▶ [Brief]: Count lines with the string "MINUTES" in them. State the number alone.

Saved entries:

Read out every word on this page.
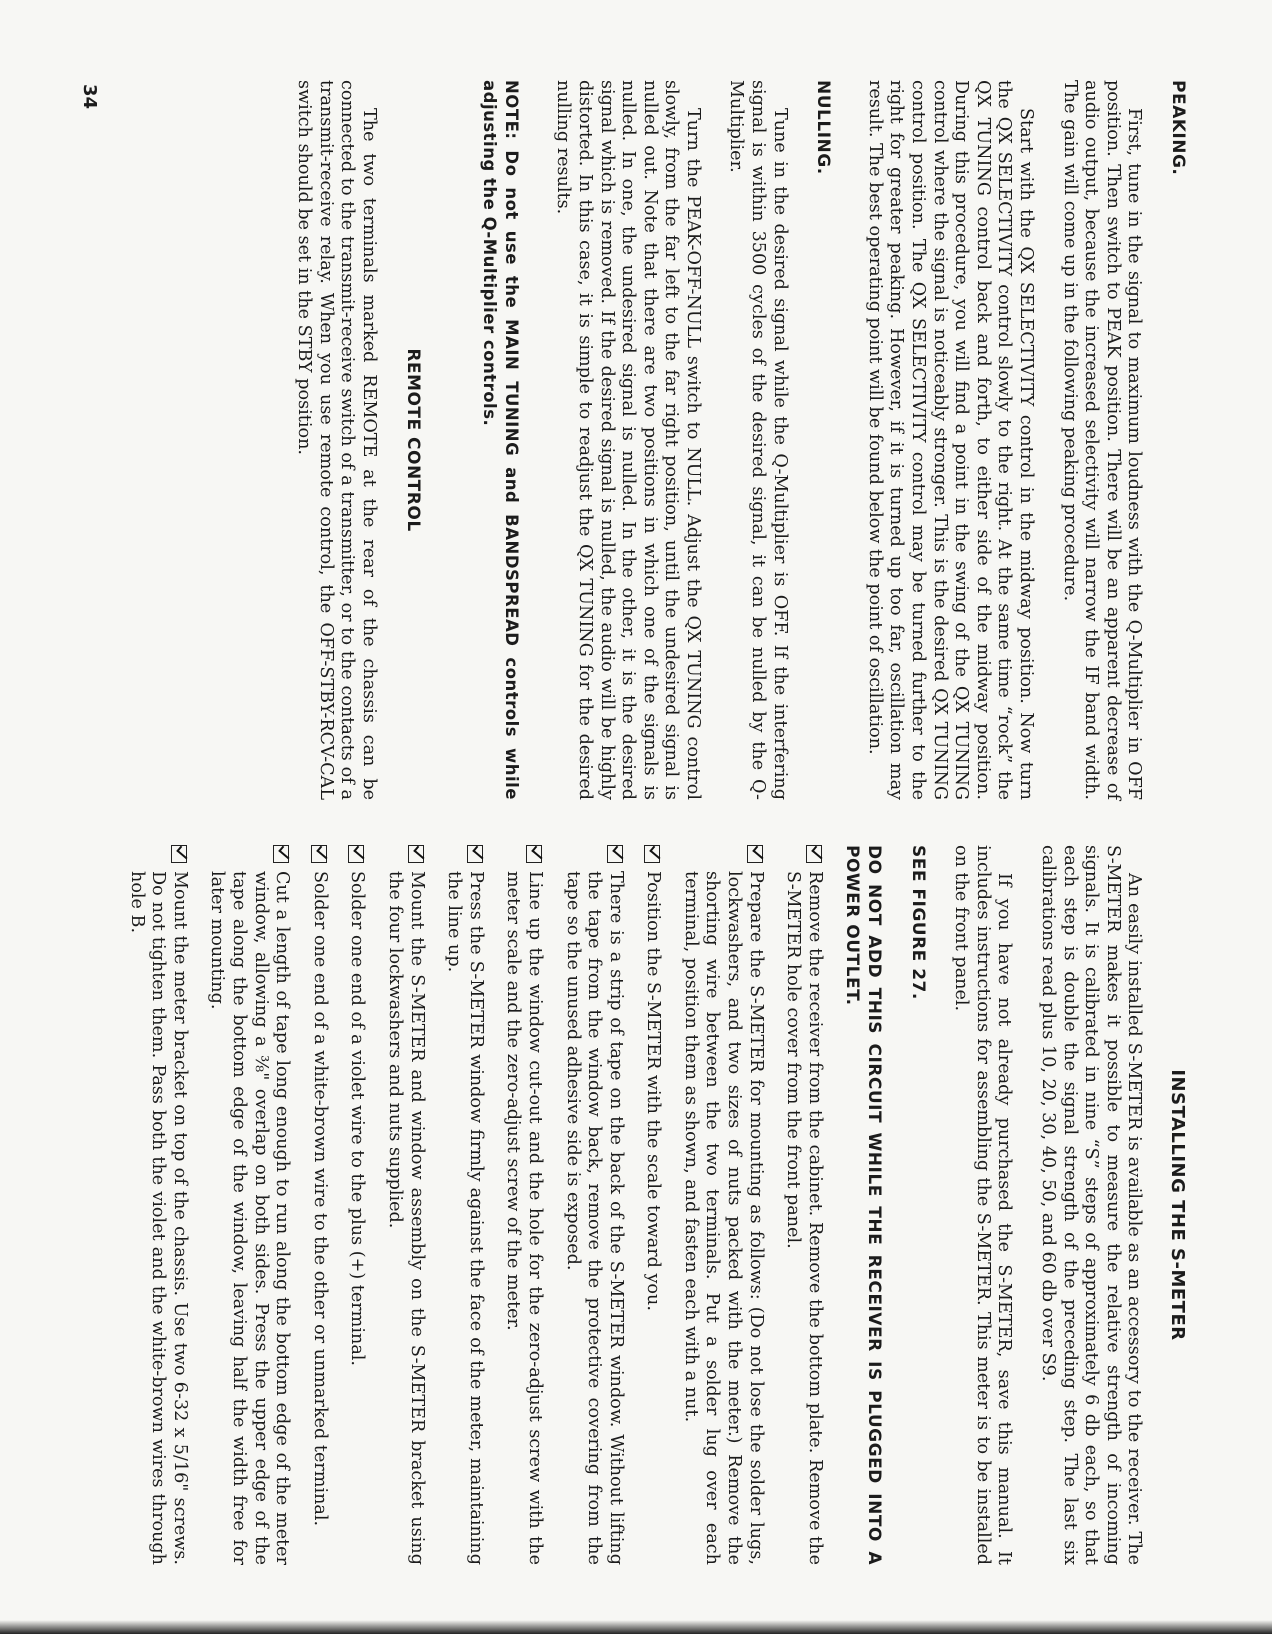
PEAKING.

First, tune in the signal to maximum loudness with the Q-Multiplier in OFF position. Then switch to PEAK position. There will be an apparent decrease of audio output, because the increased selectivity will narrow the IF band width. The gain will come up in the following peaking procedure.

Start with the QX SELECTIVITY control in the midway position. Now turn the QX SELECTIVITY control slowly to the right. At the same time “rock” the QX TUNING control back and forth, to either side of the midway position. During this procedure, you will find a point in the swing of the QX TUNING control where the signal is noticeably stronger. This is the desired QX TUNING control position. The QX SELECTIVITY control may be turned further to the right for greater peaking. However, if it is turned up too far, oscillation may result. The best operating point will be found below the point of oscillation.

NULLING.

Tune in the desired signal while the Q-Multiplier is OFF. If the interfering signal is within 3500 cycles of the desired signal, it can be nulled by the Q-Multiplier.

Turn the PEAK-OFF-NULL switch to NULL. Adjust the QX TUNING control slowly, from the far left to the far right position, until the undesired signal is nulled out. Note that there are two positions in which one of the signals is nulled. In one, the undesired signal is nulled. In the other, it is the desired signal which is removed. If the desired signal is nulled, the audio will be highly distorted. In this case, it is simple to readjust the QX TUNING for the desired nulling results.

NOTE: Do not use the MAIN TUNING and BANDSPREAD controls while adjusting the Q-Multiplier controls.

REMOTE CONTROL

The two terminals marked REMOTE at the rear of the chassis can be connected to the transmit-receive switch of a transmitter, or to the contacts of a transmit-receive relay. When you use remote control, the OFF-STBY-RCV-CAL switch should be set in the STBY position.

INSTALLING THE S-METER

An easily installed S-METER is available as an accessory to the receiver. The S-METER makes it possible to measure the relative strength of incoming signals. It is calibrated in nine “S” steps of approximately 6 db each, so that each step is double the signal strength of the preceding step. The last six calibrations read plus 10, 20, 30, 40, 50, and 60 db over S9.

If you have not already purchased the S-METER, save this manual. It includes instructions for assembling the S-METER. This meter is to be installed on the front panel.

SEE FIGURE 27.

DO NOT ADD THIS CIRCUIT WHILE THE RECEIVER IS PLUGGED INTO A POWER OUTLET.

Remove the receiver from the cabinet. Remove the bottom plate. Remove the S-METER hole cover from the front panel.
Prepare the S-METER for mounting as follows: (Do not lose the solder lugs, lockwashers, and two sizes of nuts packed with the meter.) Remove the shorting wire between the two terminals. Put a solder lug over each terminal, position them as shown, and fasten each with a nut.
Position the S-METER with the scale toward you.
There is a strip of tape on the back of the S-METER window. Without lifting the tape from the window back, remove the protective covering from the tape so the unused adhesive side is exposed.
Line up the window cut-out and the hole for the zero-adjust screw with the meter scale and the zero-adjust screw of the meter.
Press the S-METER window firmly against the face of the meter, maintaining the line up.
Mount the S-METER and window assembly on the S-METER bracket using the four lockwashers and nuts supplied.
Solder one end of a violet wire to the plus (+) terminal.
Solder one end of a white-brown wire to the other or unmarked terminal.
Cut a length of tape long enough to run along the bottom edge of the meter window, allowing a ⅜" overlap on both sides. Press the upper edge of the tape along the bottom edge of the window, leaving half the width free for later mounting.
Mount the meter bracket on top of the chassis. Use two 6-32 x 5/16" screws. Do not tighten them. Pass both the violet and the white-brown wires through hole B.
34
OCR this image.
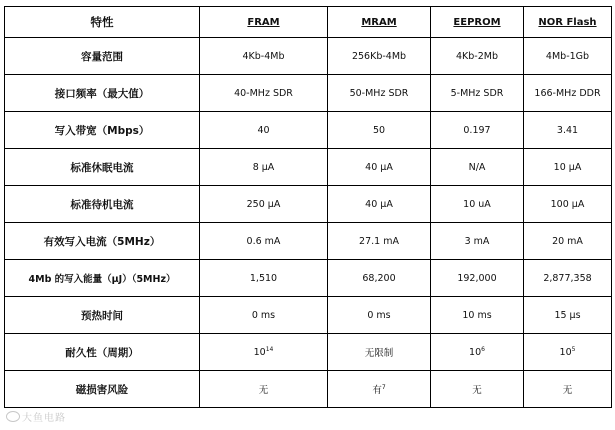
特性	FRAM	MRAM	EEPROM	NOR Flash
容量范围	4Kb-4Mb	256Kb-4Mb	4Kb-2Mb	4Mb-1Gb
接口频率（最大值）	40-MHz SDR	50-MHz SDR	5-MHz SDR	166-MHz DDR
写入带宽（Mbps）	40	50	0.197	3.41
标准休眠电流	8 µA	40 µA	N/A	10 µA
标准待机电流	250 µA	40 µA	10 uA	100 µA
有效写入电流（5MHz）	0.6 mA	27.1 mA	3 mA	20 mA
4Mb 的写入能量（µJ）（5MHz）	1,510	68,200	192,000	2,877,358
预热时间	0 ms	0 ms	10 ms	15 µs
耐久性（周期）	$10^{14}$	无限制	$10^6$	$10^5$
磁损害风险	无	有$^7$	无	无
大鱼电路
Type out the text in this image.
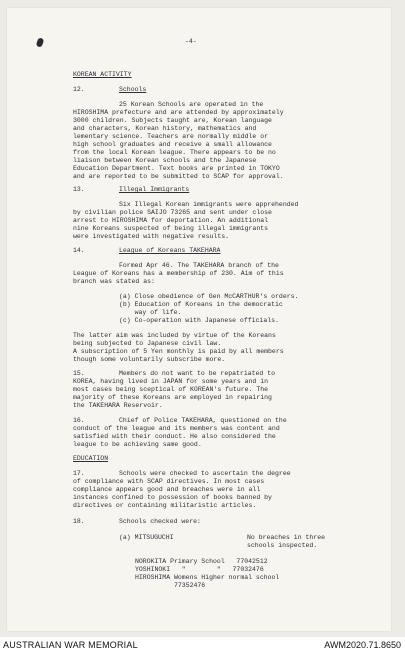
-4-
KOREAN ACTIVITY
12.	Schools
25 Korean Schools are operated in the
HIROSHIMA prefecture and are attended by approximately
3000 children. Subjects taught are, Korean language
and characters, Korean history, mathematics and
lementary science. Teachers are normally middle or
high school graduates and receive a small allowance
from the local Korean league. There appears to be no
liaison between Korean schools and the Japanese
Education Department. Text books are printed in TOKYO
and are reported to be submitted to SCAP for approval.
13.	Illegal Immigrants
Six Illegal Korean immigrants were apprehended
by civilian police SAIJO 73265 and sent under close
arrest to HIROSHIMA for deportation. An additional
nine Koreans suspected of being illegal immigrants
were investigated with negative results.
14.	League of Koreans TAKEHARA
Formed Apr 46. The TAKEHARA branch of the
League of Koreans has a membership of 230. Aim of this
branch was stated as:
(a) Close obedience of Gen McCARTHUR's orders.
(b) Education of Koreans in the democratic
way of life.
(c) Co-operation with Japanese officials.
The latter aim was included by virtue of the Koreans
being subjected to Japanese civil law.
A subscription of 5 Yen monthly is paid by all members
though some voluntarily subscribe more.
15.	Members do not want to be repatriated to
KOREA, having lived in JAPAN for some years and in
most cases being sceptical of KOREAN's future. The
majority of these Koreans are employed in repairing
the TAKEHARA Reservoir.
16.	Chief of Police TAKEHARA, questioned on the
conduct of the league and its members was content and
satisfied with their conduct. He also considered the
league to be achieving same good.
EDUCATION
17.	Schools were checked to ascertain the degree
of compliance with SCAP directives. In most cases
compliance appears good and breaches were in all
instances confined to possession of books banned by
directives or containing militaristic articles.
18.	Schools checked were:
(a) MITSUGUCHI	No breaches in three
schools inspected.
NOROKITA Primary School   77042512
YOSHINOKI   "        "   77032476
HIROSHIMA Womens Higher normal school
77352476
AUSTRALIAN WAR MEMORIAL	AWM2020.71.8650
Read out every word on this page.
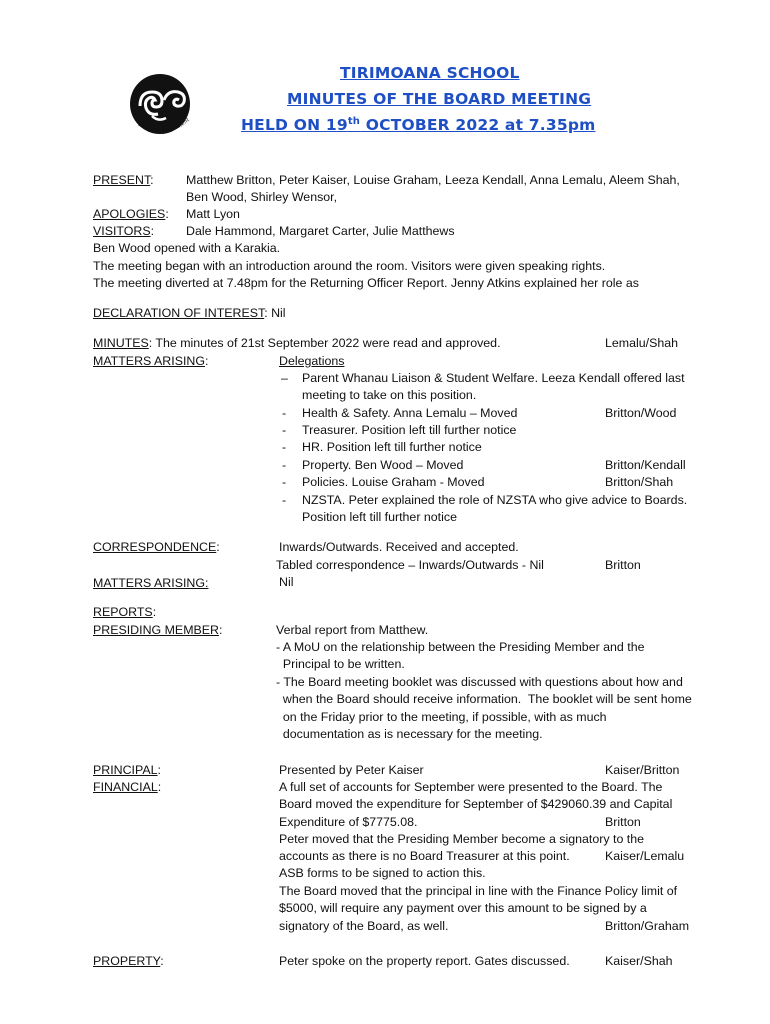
Discover your talent
TIRIMOANA SCHOOL
MINUTES OF THE BOARD MEETING
HELD ON 19th OCTOBER 2022 at 7.35pm
PRESENT:	Matthew Britton, Peter Kaiser, Louise Graham, Leeza Kendall, Anna Lemalu, Aleem Shah,
Ben Wood, Shirley Wensor,
APOLOGIES: Matt Lyon
VISITORS:	Dale Hammond, Margaret Carter, Julie Matthews
Ben Wood opened with a Karakia.
The meeting began with an introduction around the room. Visitors were given speaking rights.
The meeting diverted at 7.48pm for the Returning Officer Report. Jenny Atkins explained her role as
DECLARATION OF INTEREST: Nil
MINUTES: The minutes of 21st September 2022 were read and approved.	Lemalu/Shah
MATTERS ARISING:	Delegations
– Parent Whanau Liaison & Student Welfare. Leeza Kendall offered last
meeting to take on this position.
- Health & Safety. Anna Lemalu – Moved	Britton/Wood
- Treasurer. Position left till further notice
- HR. Position left till further notice
- Property. Ben Wood – Moved	Britton/Kendall
- Policies. Louise Graham - Moved	Britton/Shah
- NZSTA. Peter explained the role of NZSTA who give advice to Boards.
Position left till further notice
CORRESPONDENCE:	Inwards/Outwards. Received and accepted.
Tabled correspondence – Inwards/Outwards - Nil	Britton
MATTERS ARISING:	Nil
REPORTS:
PRESIDING MEMBER:	Verbal report from Matthew.
- A MoU on the relationship between the Presiding Member and the
Principal to be written.
- The Board meeting booklet was discussed with questions about how and
when the Board should receive information.  The booklet will be sent home
on the Friday prior to the meeting, if possible, with as much
documentation as is necessary for the meeting.
PRINCIPAL:	Presented by Peter Kaiser	Kaiser/Britton
FINANCIAL:	A full set of accounts for September were presented to the Board. The
Board moved the expenditure for September of $429060.39 and Capital
Expenditure of $7775.08.	Britton
Peter moved that the Presiding Member become a signatory to the
accounts as there is no Board Treasurer at this point.	Kaiser/Lemalu
ASB forms to be signed to action this.
The Board moved that the principal in line with the Finance Policy limit of
$5000, will require any payment over this amount to be signed by a
signatory of the Board, as well.	Britton/Graham
PROPERTY:	Peter spoke on the property report. Gates discussed.	Kaiser/Shah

▶ [Worked solution]: 2